— start RECORDS FOR PROCESSING —

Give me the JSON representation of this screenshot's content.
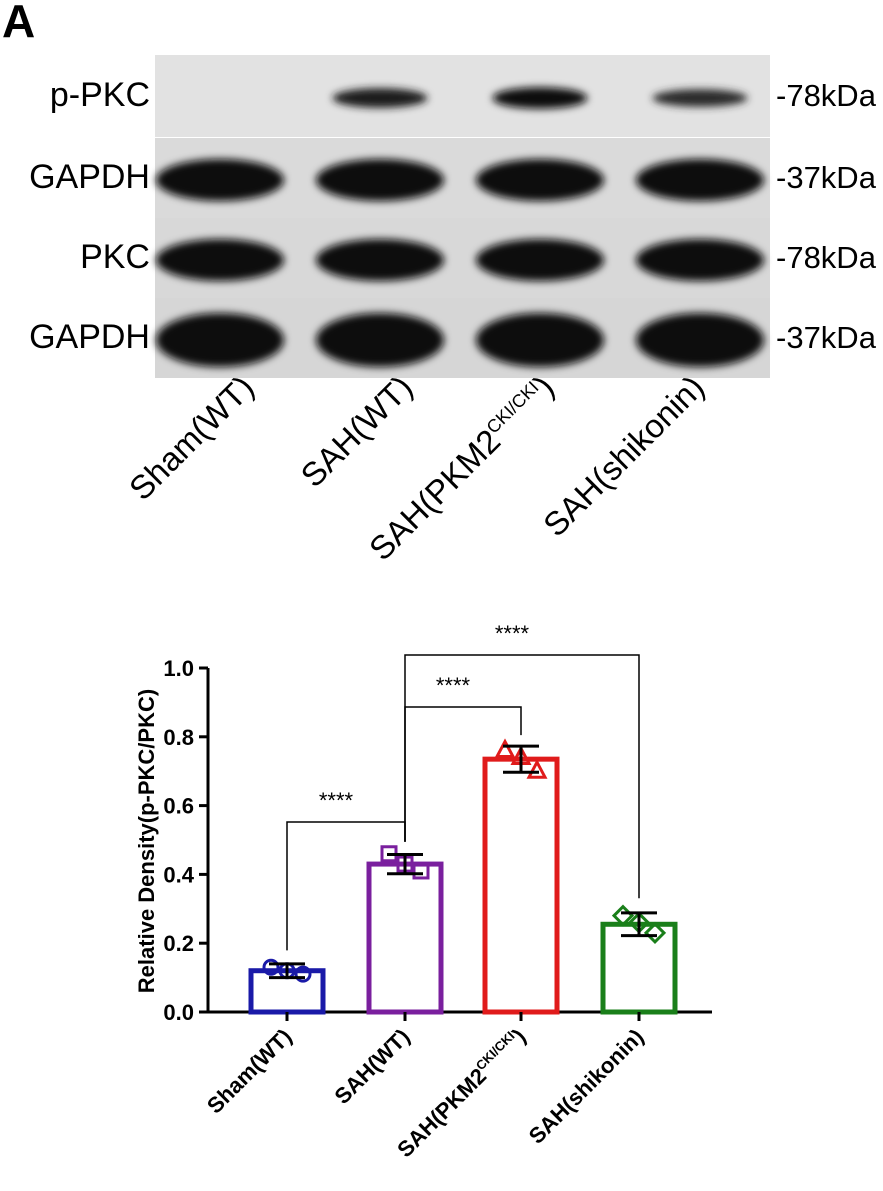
{
  "panel_label": "A",
  "blot": {
    "rows": [
      {
        "name": "p-PKC",
        "kda": "-78kDa"
      },
      {
        "name": "GAPDH",
        "kda": "-37kDa"
      },
      {
        "name": "PKC",
        "kda": "-78kDa"
      },
      {
        "name": "GAPDH",
        "kda": "-37kDa"
      }
    ],
    "lanes": [
      {
        "label": "Sham(WT)",
        "sup": ""
      },
      {
        "label": "SAH(WT)",
        "sup": ""
      },
      {
        "label": "SAH(PKM2",
        "sup": "CKI/CKI",
        "suffix": ")"
      },
      {
        "label": "SAH(shikonin)",
        "sup": ""
      }
    ],
    "band_intensity": {
      "p-PKC": [
        0.0,
        0.75,
        0.95,
        0.55
      ],
      "GAPDH_1": [
        1,
        1,
        1,
        1
      ],
      "PKC": [
        1,
        1,
        1,
        1
      ],
      "GAPDH_2": [
        1,
        1,
        1,
        1
      ]
    }
  },
  "chart_data": {
    "type": "bar",
    "categories": [
      "Sham(WT)",
      "SAH(WT)",
      "SAH(PKM2CKI/CKI)",
      "SAH(shikonin)"
    ],
    "category_display": [
      {
        "label": "Sham(WT)",
        "sup": ""
      },
      {
        "label": "SAH(WT)",
        "sup": ""
      },
      {
        "label": "SAH(PKM2",
        "sup": "CKI/CKI",
        "suffix": ")"
      },
      {
        "label": "SAH(shikonin)",
        "sup": ""
      }
    ],
    "values": [
      0.12,
      0.43,
      0.735,
      0.255
    ],
    "errors": [
      0.02,
      0.028,
      0.038,
      0.033
    ],
    "points": [
      [
        0.13,
        0.11,
        0.12
      ],
      [
        0.46,
        0.41,
        0.43
      ],
      [
        0.76,
        0.7,
        0.74
      ],
      [
        0.28,
        0.23,
        0.26
      ]
    ],
    "markers": [
      "circle",
      "square",
      "triangle",
      "diamond"
    ],
    "colors": [
      "#1a1aa8",
      "#7a1f9e",
      "#e01b1b",
      "#1a7f1a"
    ],
    "ylabel": "Relative Density(p-PKC/PKC)",
    "xlabel": "",
    "ylim": [
      0,
      1.0
    ],
    "yticks": [
      "0.0",
      "0.2",
      "0.4",
      "0.6",
      "0.8",
      "1.0"
    ],
    "significance": [
      {
        "from": 0,
        "to": 1,
        "label": "****"
      },
      {
        "from": 1,
        "to": 2,
        "label": "****"
      },
      {
        "from": 1,
        "to": 3,
        "label": "****"
      }
    ]
  }
}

— end RECORDS FOR PROCESSING —

Using the material above, return every line exactly as it appears, minus the pictures.

◆ ANSWER FOR THE TASK:
Give me the JSON representation of this screenshot's content.
{
  "panel_label": "A",
  "blot": {
    "rows": [
      {
        "name": "p-PKC",
        "kda": "-78kDa"
      },
      {
        "name": "GAPDH",
        "kda": "-37kDa"
      },
      {
        "name": "PKC",
        "kda": "-78kDa"
      },
      {
        "name": "GAPDH",
        "kda": "-37kDa"
      }
    ],
    "lanes": [
      {
        "label": "Sham(WT)",
        "sup": ""
      },
      {
        "label": "SAH(WT)",
        "sup": ""
      },
      {
        "label": "SAH(PKM2",
        "sup": "CKI/CKI",
        "suffix": ")"
      },
      {
        "label": "SAH(shikonin)",
        "sup": ""
      }
    ],
    "band_intensity": {
      "p-PKC": [
        0.0,
        0.75,
        0.95,
        0.55
      ],
      "GAPDH_1": [
        1,
        1,
        1,
        1
      ],
      "PKC": [
        1,
        1,
        1,
        1
      ],
      "GAPDH_2": [
        1,
        1,
        1,
        1
      ]
    }
  },
  "chart_data": {
    "type": "bar",
    "categories": [
      "Sham(WT)",
      "SAH(WT)",
      "SAH(PKM2CKI/CKI)",
      "SAH(shikonin)"
    ],
    "category_display": [
      {
        "label": "Sham(WT)",
        "sup": ""
      },
      {
        "label": "SAH(WT)",
        "sup": ""
      },
      {
        "label": "SAH(PKM2",
        "sup": "CKI/CKI",
        "suffix": ")"
      },
      {
        "label": "SAH(shikonin)",
        "sup": ""
      }
    ],
    "values": [
      0.12,
      0.43,
      0.735,
      0.255
    ],
    "errors": [
      0.02,
      0.028,
      0.038,
      0.033
    ],
    "points": [
      [
        0.13,
        0.11,
        0.12
      ],
      [
        0.46,
        0.41,
        0.43
      ],
      [
        0.76,
        0.7,
        0.74
      ],
      [
        0.28,
        0.23,
        0.26
      ]
    ],
    "markers": [
      "circle",
      "square",
      "triangle",
      "diamond"
    ],
    "colors": [
      "#1a1aa8",
      "#7a1f9e",
      "#e01b1b",
      "#1a7f1a"
    ],
    "ylabel": "Relative Density(p-PKC/PKC)",
    "xlabel": "",
    "ylim": [
      0,
      1.0
    ],
    "yticks": [
      "0.0",
      "0.2",
      "0.4",
      "0.6",
      "0.8",
      "1.0"
    ],
    "significance": [
      {
        "from": 0,
        "to": 1,
        "label": "****"
      },
      {
        "from": 1,
        "to": 2,
        "label": "****"
      },
      {
        "from": 1,
        "to": 3,
        "label": "****"
      }
    ]
  }
}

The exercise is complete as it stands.